** AIM 1 **
Translate this sentence from the review below into French: "Exploring, for Stilgoe, starts with abandoning purpose."

————————

“Get out now,” John R. Stilgoe urges us at the start of Outside Lies Magic: Regaining History and Awareness in Everyday Places. “Not just outside, but beyond the trap of the programmed electronic age so gently closing around so many people at the end of our century.”
Stilgoe is not advocating an escape back to a simpler form of life or a time before electronics. Instead, Outside Lies Magic is a call for us to step outside … and pay attention. In particular, to pay attention to all the aspects of our environment that we quickly learn to take for granted, that thereby become invisible, particularly if we are accustomed to travel through this environment inside the cocoon of a car.
Stilgoe calls it “a straightforward guidebook to exploring.” By exploring, he means venturing into our ordinary landscapes at a slower pace–by foot or bicycle–and taking the time to notice: “to widen his or her angle of vision, to ste sideways and look at something seemingly familiar, to walk a few paces and see something utterly new.”
Stilgoe, a professor in the History of Landscape at Harvard, is not exactly a neglected figure. His classes are among the most popular and best-regarded at Harvard, and he was the subject of a story on CBS’s “60 Minutes” back in 2009. Outside Lies Magic is still available in Kindle format, but it’s been out of print in paper form for the last decade.
Landscape–whether natural or man-made–is not meant to be interpreted, Stilgoe points out. It’s meant, in most cases, simply to serve some purpose, whether obvious or obscure. And since most of our voyages through our landscape are also purposeful, we tend to neglect anything not directly related to our purposes.
Exploring, for Stilgoe, starts with abandoning purpose. “Ordinary exploration begins in casual indirection, in the juiciest sort of indecision….” This is not aimless wandering, however. Although the term doesn’t appear in the book, Outside Lies Magic is about mindfulness applied to the everyday world around us.
Stilgoe leads the reader through this world along a variety of paths, starting with “Lines”–literally, the electric, telephone and cable lines strung over our heads or lying buried beneath our streets and sidewalks. From these physical networks he then takes us into the virtual network of the U.S. mail system, tracing its evolution from post offices run out of general stores to the age of railroad post offices, during which service among major cities probably exceeded that of today, to the introduction of Rural Free Delivery (R.F.D.). He goes on to reveal the past, present and possible future of railroad routes, many of which still run through our neighborhoods, whether active, abandoned, or transformed into bike and walking paths.
Outside Lies Magic is not a formal guidebook, however. Although Stilgoe does stick to a set theme in each chapter, he deliberately avoids becoming too purposeful in this guide to purposeless discovery. This is not a book you’d take in hand to help you navigate and interpret what you might encounter.

————————

** AIM 2 **
Pick out every line of the rows below that contains the word "Carrier", treating case as significant.

** RECORDS SUPPLIED **
————————

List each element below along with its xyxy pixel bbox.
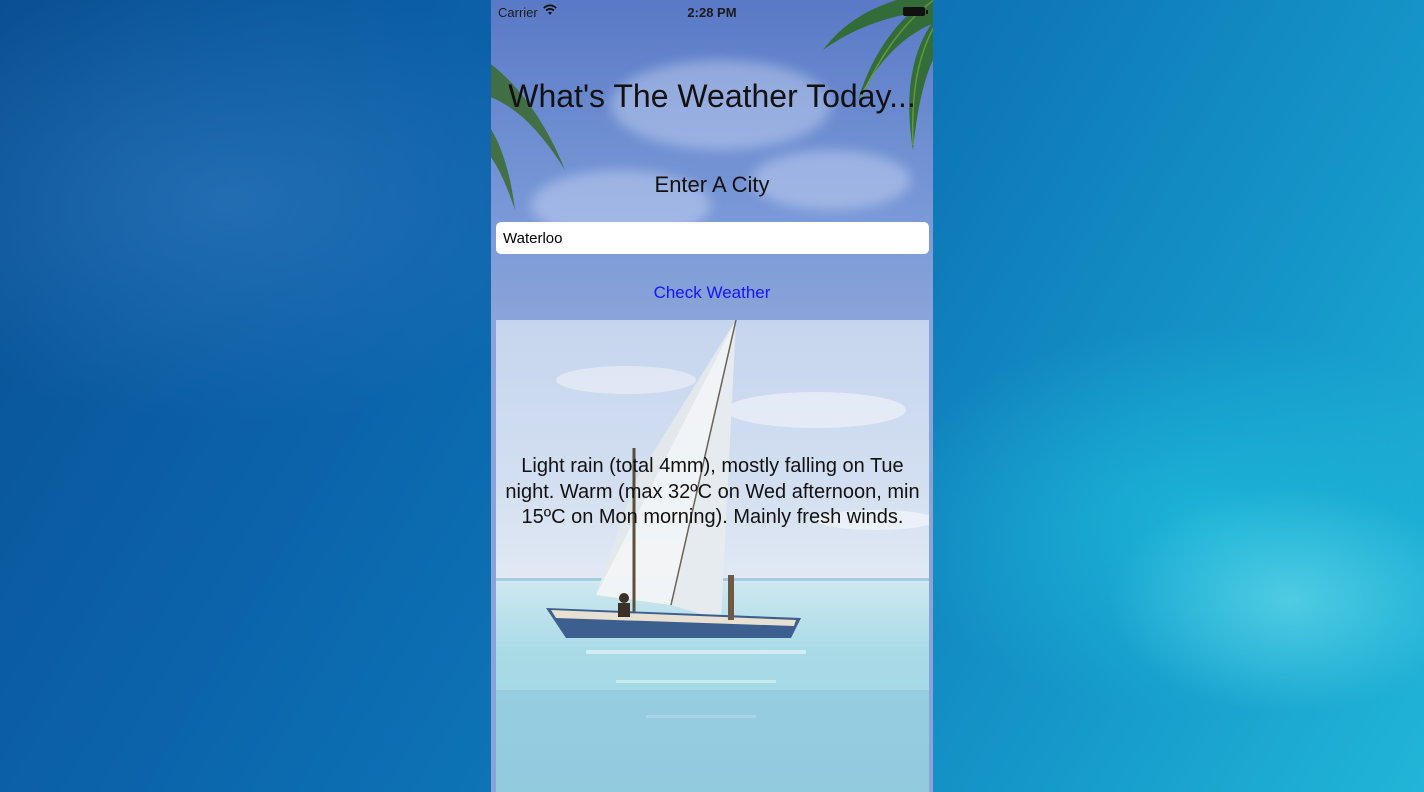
phone-simulator-screen: Carrier 2:28 PM What's The Weather Today… (491, 0, 933, 792)
status-bar: Carrier 2:28 PM (491, 0, 933, 22)
battery-icon (903, 7, 928, 16)
status-time: 2:28 PM (687, 5, 737, 20)
city-input[interactable] (496, 222, 929, 254)
city-prompt-label: Enter A City (654, 172, 770, 197)
app-title: What's The Weather Today... (508, 78, 916, 114)
forecast-text: Light rain (total 4mm), mostly falling o… (505, 455, 920, 528)
sailboat-illustration (496, 320, 929, 792)
sailboat-image (496, 320, 929, 792)
check-weather-button[interactable]: Check Weather (491, 283, 933, 303)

————————

** EXERCISE RESULT 1 **
Pour Stilgoe, l'exploration commence par l'abandon de tout but.

** EXERCISE RESULT 2 **
phone-simulator-screen: Carrier 2:28 PM What's The Weather Today… (491, 0, 933, 792)
status-bar: Carrier 2:28 PM (491, 0, 933, 22)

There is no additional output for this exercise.